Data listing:
---

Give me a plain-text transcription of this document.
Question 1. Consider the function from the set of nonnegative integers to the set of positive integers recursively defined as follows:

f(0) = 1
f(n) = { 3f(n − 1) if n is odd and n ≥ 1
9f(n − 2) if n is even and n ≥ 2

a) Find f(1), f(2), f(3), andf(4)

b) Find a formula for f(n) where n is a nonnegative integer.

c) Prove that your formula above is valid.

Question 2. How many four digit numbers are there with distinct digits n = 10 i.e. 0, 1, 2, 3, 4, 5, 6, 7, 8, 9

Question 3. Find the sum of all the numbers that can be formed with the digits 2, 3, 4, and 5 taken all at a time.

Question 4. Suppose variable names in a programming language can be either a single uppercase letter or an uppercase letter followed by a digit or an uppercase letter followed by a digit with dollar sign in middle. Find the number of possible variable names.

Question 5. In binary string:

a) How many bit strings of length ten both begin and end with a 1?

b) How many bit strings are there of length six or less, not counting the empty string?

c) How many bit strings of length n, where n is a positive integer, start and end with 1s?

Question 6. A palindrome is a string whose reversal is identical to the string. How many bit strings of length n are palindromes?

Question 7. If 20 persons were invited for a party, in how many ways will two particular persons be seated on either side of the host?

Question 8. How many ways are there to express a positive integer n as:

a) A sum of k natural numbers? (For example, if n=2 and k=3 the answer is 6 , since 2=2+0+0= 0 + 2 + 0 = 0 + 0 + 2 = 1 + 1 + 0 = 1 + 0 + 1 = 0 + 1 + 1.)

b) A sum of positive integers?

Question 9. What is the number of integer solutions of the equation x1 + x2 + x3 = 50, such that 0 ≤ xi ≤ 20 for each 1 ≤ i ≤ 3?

---

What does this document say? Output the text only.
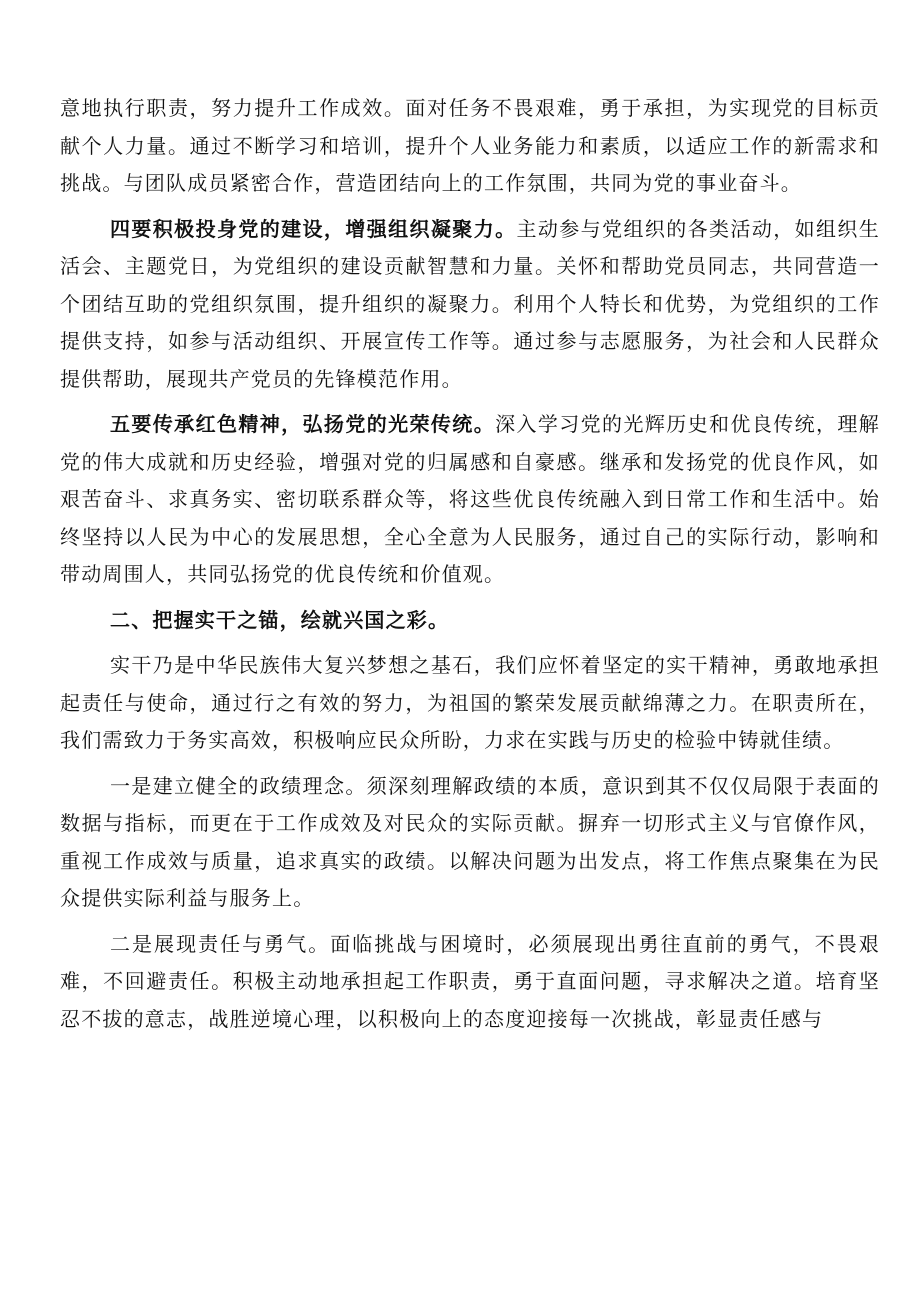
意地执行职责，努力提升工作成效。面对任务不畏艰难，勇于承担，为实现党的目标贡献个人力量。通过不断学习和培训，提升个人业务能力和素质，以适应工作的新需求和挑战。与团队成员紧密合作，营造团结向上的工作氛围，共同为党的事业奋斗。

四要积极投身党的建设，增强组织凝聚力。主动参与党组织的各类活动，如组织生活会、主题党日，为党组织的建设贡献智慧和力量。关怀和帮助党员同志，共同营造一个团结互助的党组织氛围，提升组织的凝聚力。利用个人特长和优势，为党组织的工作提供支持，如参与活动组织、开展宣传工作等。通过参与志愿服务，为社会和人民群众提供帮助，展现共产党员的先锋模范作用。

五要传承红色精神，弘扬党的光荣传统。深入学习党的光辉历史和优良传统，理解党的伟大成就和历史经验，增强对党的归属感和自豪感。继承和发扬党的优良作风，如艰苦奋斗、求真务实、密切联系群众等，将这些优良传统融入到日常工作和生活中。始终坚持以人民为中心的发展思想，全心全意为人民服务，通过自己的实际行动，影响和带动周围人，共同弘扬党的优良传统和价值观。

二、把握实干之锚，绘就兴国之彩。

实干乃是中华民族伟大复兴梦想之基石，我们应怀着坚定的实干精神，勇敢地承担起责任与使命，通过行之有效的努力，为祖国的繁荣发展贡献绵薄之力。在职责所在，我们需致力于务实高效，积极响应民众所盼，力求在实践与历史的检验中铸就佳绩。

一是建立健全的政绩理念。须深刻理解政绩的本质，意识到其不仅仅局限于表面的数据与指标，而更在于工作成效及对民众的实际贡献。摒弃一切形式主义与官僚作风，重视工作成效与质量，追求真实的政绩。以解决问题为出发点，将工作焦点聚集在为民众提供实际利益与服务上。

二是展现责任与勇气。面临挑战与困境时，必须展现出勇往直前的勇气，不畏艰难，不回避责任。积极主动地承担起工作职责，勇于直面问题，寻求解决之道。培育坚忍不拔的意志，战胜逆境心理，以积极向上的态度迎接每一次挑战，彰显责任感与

---

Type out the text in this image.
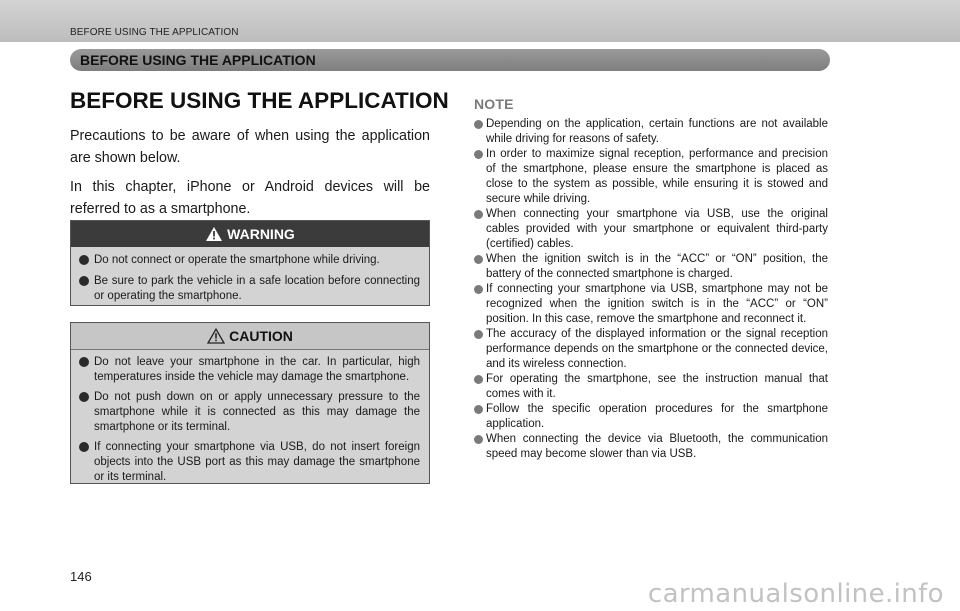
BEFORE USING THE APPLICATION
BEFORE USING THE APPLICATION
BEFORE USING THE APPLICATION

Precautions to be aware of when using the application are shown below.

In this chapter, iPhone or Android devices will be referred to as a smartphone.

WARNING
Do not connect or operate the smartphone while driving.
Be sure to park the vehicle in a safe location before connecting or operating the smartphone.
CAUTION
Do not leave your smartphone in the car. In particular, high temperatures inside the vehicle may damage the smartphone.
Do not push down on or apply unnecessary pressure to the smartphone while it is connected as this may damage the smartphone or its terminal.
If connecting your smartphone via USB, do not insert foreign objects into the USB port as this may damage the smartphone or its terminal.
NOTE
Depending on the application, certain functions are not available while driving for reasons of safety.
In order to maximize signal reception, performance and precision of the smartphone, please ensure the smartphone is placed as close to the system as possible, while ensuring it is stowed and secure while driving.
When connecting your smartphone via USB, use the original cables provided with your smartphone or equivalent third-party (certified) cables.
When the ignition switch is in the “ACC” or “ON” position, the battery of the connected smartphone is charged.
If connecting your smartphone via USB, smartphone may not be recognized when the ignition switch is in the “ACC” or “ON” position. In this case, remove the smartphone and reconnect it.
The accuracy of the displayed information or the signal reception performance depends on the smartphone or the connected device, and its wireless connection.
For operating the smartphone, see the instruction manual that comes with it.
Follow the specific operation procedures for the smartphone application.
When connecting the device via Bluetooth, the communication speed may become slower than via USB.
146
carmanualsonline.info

---

◆ **Your goal**
Filter the records above and return every line that holds the word "while".

◆ **Task output**
Do not connect or operate the smartphone while driving.
Do not push down on or apply unnecessary pressure to the smartphone while it is connected as this may damage the smartphone or its terminal.
Depending on the application, certain functions are not available while driving for reasons of safety.
In order to maximize signal reception, performance and precision of the smartphone, please ensure the smartphone is placed as close to the system as possible, while ensuring it is stowed and secure while driving.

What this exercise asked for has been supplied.